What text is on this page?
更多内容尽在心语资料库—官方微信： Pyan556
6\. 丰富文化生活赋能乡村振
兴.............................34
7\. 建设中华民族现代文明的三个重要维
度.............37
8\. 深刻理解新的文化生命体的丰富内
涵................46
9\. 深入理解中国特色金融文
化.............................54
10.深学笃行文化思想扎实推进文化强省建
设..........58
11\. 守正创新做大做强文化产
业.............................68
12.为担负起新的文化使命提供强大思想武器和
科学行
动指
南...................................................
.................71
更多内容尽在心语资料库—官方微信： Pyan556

#### What you will do:
Repeat every record, keeping each word and mark exactly as it is.

#### Completed exercise:
What text is on this page?
更多内容尽在心语资料库—官方微信： Pyan556
6\. 丰富文化生活赋能乡村振
兴.............................34
7\. 建设中华民族现代文明的三个重要维
度.............37
8\. 深刻理解新的文化生命体的丰富内
涵................46
9\. 深入理解中国特色金融文
化.............................54
10.深学笃行文化思想扎实推进文化强省建
设..........58
11\. 守正创新做大做强文化产
业.............................68
12.为担负起新的文化使命提供强大思想武器和
科学行
动指
南...................................................
.................71
更多内容尽在心语资料库—官方微信： Pyan556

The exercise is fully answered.